Print the material below word for word, omitting the pictures.

───── Supplied entries ─────

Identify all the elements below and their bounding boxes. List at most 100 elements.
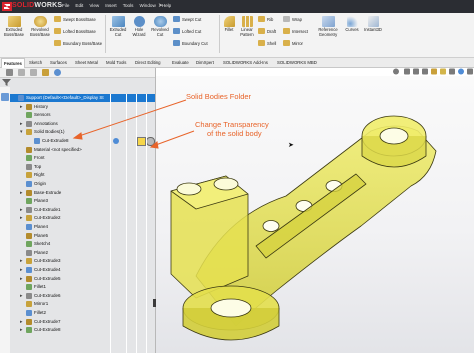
tree-item[interactable]: ▸ Base-Extrude xyxy=(10,189,155,197)
wrap-button[interactable]: Wrap xyxy=(283,16,302,22)
appearance-icon[interactable] xyxy=(113,138,119,144)
curves-button[interactable]: Curves xyxy=(343,16,361,33)
extruded-cut-button[interactable]: Extruded Cut xyxy=(107,16,129,37)
appearance-icon[interactable] xyxy=(458,68,464,75)
tree-item[interactable]: Material <not specified> xyxy=(10,146,155,154)
tree-item[interactable]: Plane3 xyxy=(10,197,155,205)
tree-item[interactable]: Top xyxy=(10,163,155,171)
tree-item[interactable]: Sketch4 xyxy=(10,240,155,248)
tree-item[interactable]: Fillet1 xyxy=(10,283,155,291)
tree-item[interactable]: ▸ Cut-Extrude6 xyxy=(10,292,155,300)
reference-geometry-button[interactable]: Reference Geometry xyxy=(314,16,342,37)
expand-arrow-icon[interactable]: ▸ xyxy=(20,267,23,273)
menu-tools[interactable]: Tools xyxy=(123,3,134,8)
expand-arrow-icon[interactable]: ▸ xyxy=(20,319,23,325)
expand-arrow-icon[interactable]: ▸ xyxy=(20,190,23,196)
transparency-callout-line1: Change Transparency xyxy=(195,120,269,129)
expand-arrow-icon[interactable]: ▸ xyxy=(20,207,23,213)
zoom-to-fit-icon[interactable] xyxy=(393,68,399,75)
expand-arrow-icon[interactable]: ▸ xyxy=(20,258,23,264)
menu-edit[interactable]: Edit xyxy=(75,3,83,8)
tree-item[interactable]: ▸ Cut-Extrude1 xyxy=(10,206,155,214)
dimxpert-manager-tab-icon[interactable] xyxy=(42,69,49,76)
expand-arrow-icon[interactable]: ▾ xyxy=(20,129,23,135)
tab-solidworks-add-ins[interactable]: SOLIDWORKS Add-Ins xyxy=(221,58,270,67)
hole-wizard-button[interactable]: Hole Wizard xyxy=(130,16,148,37)
tab-features[interactable]: Features xyxy=(1,58,25,68)
expand-arrow-icon[interactable]: ▸ xyxy=(20,121,23,127)
mirror-button[interactable]: Mirror xyxy=(283,40,303,46)
tree-item[interactable]: ▸ Cut-Extrude4 xyxy=(10,266,155,274)
rib-button[interactable]: Rib xyxy=(258,16,273,22)
boundary-boss-button[interactable]: Boundary Boss/Base xyxy=(54,40,102,46)
tree-item[interactable]: ▸ Cut-Extrude8 xyxy=(10,326,155,334)
tree-item[interactable]: ▸ Cut-Extrude2 xyxy=(10,214,155,222)
boundary-cut-button[interactable]: Boundary Cut xyxy=(173,40,208,46)
feature-tree-tab-icon[interactable] xyxy=(6,69,13,76)
display-manager-tab-icon[interactable] xyxy=(54,69,61,76)
instant3d-button[interactable]: Instant3D xyxy=(362,16,384,33)
menu-help[interactable]: Help xyxy=(162,3,171,8)
tree-item[interactable]: ▸ History xyxy=(10,103,155,111)
expand-arrow-icon[interactable]: ▸ xyxy=(20,215,23,221)
revolved-cut-button[interactable]: Revolved Cut xyxy=(149,16,171,37)
draft-button[interactable]: Draft xyxy=(258,28,276,34)
revolved-boss-button[interactable]: Revolved Boss/Base xyxy=(28,16,52,37)
tab-direct-editing[interactable]: Direct Editing xyxy=(133,58,163,67)
part-model[interactable] xyxy=(156,76,474,353)
expand-arrow-icon[interactable]: ▸ xyxy=(20,104,23,110)
extruded-boss-button[interactable]: Extruded Boss/Base xyxy=(2,16,26,37)
section-view-icon[interactable] xyxy=(422,68,428,75)
tree-item[interactable]: ▸ Cut-Extrude7 xyxy=(10,318,155,326)
pin-arrow-icon[interactable]: ➤ xyxy=(158,2,163,9)
tree-item[interactable]: Front xyxy=(10,154,155,162)
expand-arrow-icon[interactable]: ▸ xyxy=(20,293,23,299)
tab-evaluate[interactable]: Evaluate xyxy=(170,58,191,67)
zoom-area-icon[interactable] xyxy=(404,68,410,75)
view-settings-icon[interactable] xyxy=(467,68,473,75)
tree-item[interactable]: Plane4 xyxy=(10,223,155,231)
feature-icon xyxy=(26,284,32,291)
tree-item[interactable]: Fillet2 xyxy=(10,309,155,317)
tab-mold-tools[interactable]: Mold Tools xyxy=(104,58,128,67)
tree-item[interactable]: Origin xyxy=(10,180,155,188)
fillet-button[interactable]: Fillet xyxy=(221,16,237,33)
tree-item[interactable]: Sensors xyxy=(10,111,155,119)
tree-item[interactable]: ▸ Cut-Extrude5 xyxy=(10,275,155,283)
graphics-area[interactable] xyxy=(156,76,474,353)
tree-item[interactable]: ▸ Cut-Extrude3 xyxy=(10,257,155,265)
menu-file[interactable]: File xyxy=(62,3,69,8)
tab-surfaces[interactable]: Surfaces xyxy=(48,58,69,67)
tab-sheet-metal[interactable]: Sheet Metal xyxy=(73,58,100,67)
shell-button[interactable]: Shell xyxy=(258,40,276,46)
expand-arrow-icon[interactable]: ▸ xyxy=(20,327,23,333)
intersect-button[interactable]: Intersect xyxy=(283,28,308,34)
display-style-icon[interactable] xyxy=(440,68,446,75)
tree-item[interactable]: Mirror1 xyxy=(10,300,155,308)
swept-boss-button[interactable]: Swept Boss/Base xyxy=(54,16,96,22)
tree-item[interactable]: Plane5 xyxy=(10,232,155,240)
menu-insert[interactable]: Insert xyxy=(105,3,117,8)
property-manager-tab-icon[interactable] xyxy=(18,69,25,76)
tree-item[interactable]: ▾ Solid Bodies(1) xyxy=(10,128,155,136)
configuration-manager-tab-icon[interactable] xyxy=(30,69,37,76)
lofted-cut-button[interactable]: Lofted Cut xyxy=(173,28,201,34)
tree-item[interactable]: Plane2 xyxy=(10,249,155,257)
hide-show-items-icon[interactable] xyxy=(449,68,455,75)
tree-item[interactable]: ▸ Annotations xyxy=(10,120,155,128)
tree-item[interactable]: Right xyxy=(10,171,155,179)
menu-window[interactable]: Window xyxy=(139,3,155,8)
view-orientation-icon[interactable] xyxy=(431,68,437,75)
tree-root-part[interactable]: Support (Default<<Default>_Display St xyxy=(10,94,155,103)
swept-cut-button[interactable]: Swept Cut xyxy=(173,16,201,22)
tree-item[interactable]: Cut-Extrude8 xyxy=(10,137,155,146)
expand-arrow-icon[interactable]: ▸ xyxy=(20,276,23,282)
tab-sketch[interactable]: Sketch xyxy=(27,58,44,67)
menu-view[interactable]: View xyxy=(89,3,99,8)
tab-dimxpert[interactable]: DimXpert xyxy=(194,58,216,67)
tab-solidworks-mbd[interactable]: SOLIDWORKS MBD xyxy=(275,58,319,67)
previous-view-icon[interactable] xyxy=(413,68,419,75)
lofted-boss-button[interactable]: Lofted Boss/Base xyxy=(54,28,96,34)
linear-pattern-button[interactable]: Linear Pattern xyxy=(238,16,256,37)
filter-icon[interactable] xyxy=(2,79,11,86)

─────

### Reply to the exercise
Identify all the elements below and their bounding boxes. List at most 100 elements.
tree-item[interactable]: ▸ Base-Extrude xyxy=(10,189,155,197)
wrap-button[interactable]: Wrap xyxy=(283,16,302,22)
appearance-icon[interactable] xyxy=(113,138,119,144)
curves-button[interactable]: Curves xyxy=(343,16,361,33)
extruded-cut-button[interactable]: Extruded Cut xyxy=(107,16,129,37)
appearance-icon[interactable] xyxy=(458,68,464,75)
tree-item[interactable]: Material <not specified> xyxy=(10,146,155,154)
tree-item[interactable]: Plane3 xyxy=(10,197,155,205)
tree-item[interactable]: Top xyxy=(10,163,155,171)
tree-item[interactable]: Sketch4 xyxy=(10,240,155,248)
tree-item[interactable]: Fillet1 xyxy=(10,283,155,291)
tree-item[interactable]: ▸ Cut-Extrude6 xyxy=(10,292,155,300)
reference-geometry-button[interactable]: Reference Geometry xyxy=(314,16,342,37)
expand-arrow-icon[interactable]: ▸ xyxy=(20,267,23,273)
menu-tools[interactable]: Tools xyxy=(123,3,134,8)
expand-arrow-icon[interactable]: ▸ xyxy=(20,319,23,325)
expand-arrow-icon[interactable]: ▸ xyxy=(20,190,23,196)
transparency-callout-line1: Change Transparency xyxy=(195,120,269,129)
expand-arrow-icon[interactable]: ▸ xyxy=(20,207,23,213)
zoom-to-fit-icon[interactable] xyxy=(393,68,399,75)
expand-arrow-icon[interactable]: ▸ xyxy=(20,258,23,264)
menu-edit[interactable]: Edit xyxy=(75,3,83,8)
tree-item[interactable]: ▸ Cut-Extrude1 xyxy=(10,206,155,214)
dimxpert-manager-tab-icon[interactable] xyxy=(42,69,49,76)
expand-arrow-icon[interactable]: ▾ xyxy=(20,129,23,135)
tab-solidworks-add-ins[interactable]: SOLIDWORKS Add-Ins xyxy=(221,58,270,67)
hole-wizard-button[interactable]: Hole Wizard xyxy=(130,16,148,37)
tab-features[interactable]: Features xyxy=(1,58,25,68)
expand-arrow-icon[interactable]: ▸ xyxy=(20,121,23,127)
mirror-button[interactable]: Mirror xyxy=(283,40,303,46)
tree-item[interactable]: ▸ Cut-Extrude4 xyxy=(10,266,155,274)
rib-button[interactable]: Rib xyxy=(258,16,273,22)
boundary-boss-button[interactable]: Boundary Boss/Base xyxy=(54,40,102,46)
tree-item[interactable]: ▸ Cut-Extrude8 xyxy=(10,326,155,334)
tree-item[interactable]: ▸ Cut-Extrude2 xyxy=(10,214,155,222)
boundary-cut-button[interactable]: Boundary Cut xyxy=(173,40,208,46)
feature-tree-tab-icon[interactable] xyxy=(6,69,13,76)
display-manager-tab-icon[interactable] xyxy=(54,69,61,76)
instant3d-button[interactable]: Instant3D xyxy=(362,16,384,33)
menu-help[interactable]: Help xyxy=(162,3,171,8)
tree-item[interactable]: ▸ History xyxy=(10,103,155,111)
expand-arrow-icon[interactable]: ▸ xyxy=(20,215,23,221)
revolved-cut-button[interactable]: Revolved Cut xyxy=(149,16,171,37)
draft-button[interactable]: Draft xyxy=(258,28,276,34)
revolved-boss-button[interactable]: Revolved Boss/Base xyxy=(28,16,52,37)
tab-direct-editing[interactable]: Direct Editing xyxy=(133,58,163,67)
part-model[interactable] xyxy=(156,76,474,353)
expand-arrow-icon[interactable]: ▸ xyxy=(20,104,23,110)
extruded-boss-button[interactable]: Extruded Boss/Base xyxy=(2,16,26,37)
section-view-icon[interactable] xyxy=(422,68,428,75)
tree-item[interactable]: ▸ Cut-Extrude7 xyxy=(10,318,155,326)
pin-arrow-icon[interactable]: ➤ xyxy=(158,2,163,9)
tree-item[interactable]: Front xyxy=(10,154,155,162)
expand-arrow-icon[interactable]: ▸ xyxy=(20,293,23,299)
tab-evaluate[interactable]: Evaluate xyxy=(170,58,191,67)
zoom-area-icon[interactable] xyxy=(404,68,410,75)
view-settings-icon[interactable] xyxy=(467,68,473,75)
tree-item[interactable]: Plane4 xyxy=(10,223,155,231)
feature-icon xyxy=(26,284,32,291)
tree-item[interactable]: Fillet2 xyxy=(10,309,155,317)
tab-mold-tools[interactable]: Mold Tools xyxy=(104,58,128,67)
tree-item[interactable]: Origin xyxy=(10,180,155,188)
fillet-button[interactable]: Fillet xyxy=(221,16,237,33)
tree-item[interactable]: Sensors xyxy=(10,111,155,119)
tree-item[interactable]: ▸ Cut-Extrude5 xyxy=(10,275,155,283)
graphics-area[interactable] xyxy=(156,76,474,353)
tree-item[interactable]: ▸ Cut-Extrude3 xyxy=(10,257,155,265)
menu-file[interactable]: File xyxy=(62,3,69,8)
tab-surfaces[interactable]: Surfaces xyxy=(48,58,69,67)
tab-sheet-metal[interactable]: Sheet Metal xyxy=(73,58,100,67)
shell-button[interactable]: Shell xyxy=(258,40,276,46)
expand-arrow-icon[interactable]: ▸ xyxy=(20,327,23,333)
intersect-button[interactable]: Intersect xyxy=(283,28,308,34)
display-style-icon[interactable] xyxy=(440,68,446,75)
tree-item[interactable]: Mirror1 xyxy=(10,300,155,308)
swept-boss-button[interactable]: Swept Boss/Base xyxy=(54,16,96,22)
tree-item[interactable]: Plane5 xyxy=(10,232,155,240)
menu-insert[interactable]: Insert xyxy=(105,3,117,8)
property-manager-tab-icon[interactable] xyxy=(18,69,25,76)
tree-item[interactable]: ▾ Solid Bodies(1) xyxy=(10,128,155,136)
configuration-manager-tab-icon[interactable] xyxy=(30,69,37,76)
lofted-cut-button[interactable]: Lofted Cut xyxy=(173,28,201,34)
tree-item[interactable]: Plane2 xyxy=(10,249,155,257)
hide-show-items-icon[interactable] xyxy=(449,68,455,75)
tree-item[interactable]: ▸ Annotations xyxy=(10,120,155,128)
tree-item[interactable]: Right xyxy=(10,171,155,179)
menu-window[interactable]: Window xyxy=(139,3,155,8)
view-orientation-icon[interactable] xyxy=(431,68,437,75)
tree-root-part[interactable]: Support (Default<<Default>_Display St xyxy=(10,94,155,103)
swept-cut-button[interactable]: Swept Cut xyxy=(173,16,201,22)
tree-item[interactable]: Cut-Extrude8 xyxy=(10,137,155,146)
expand-arrow-icon[interactable]: ▸ xyxy=(20,276,23,282)
tab-sketch[interactable]: Sketch xyxy=(27,58,44,67)
menu-view[interactable]: View xyxy=(89,3,99,8)
tab-dimxpert[interactable]: DimXpert xyxy=(194,58,216,67)
tab-solidworks-mbd[interactable]: SOLIDWORKS MBD xyxy=(275,58,319,67)
previous-view-icon[interactable] xyxy=(413,68,419,75)
lofted-boss-button[interactable]: Lofted Boss/Base xyxy=(54,28,96,34)
linear-pattern-button[interactable]: Linear Pattern xyxy=(238,16,256,37)
filter-icon[interactable] xyxy=(2,79,11,86)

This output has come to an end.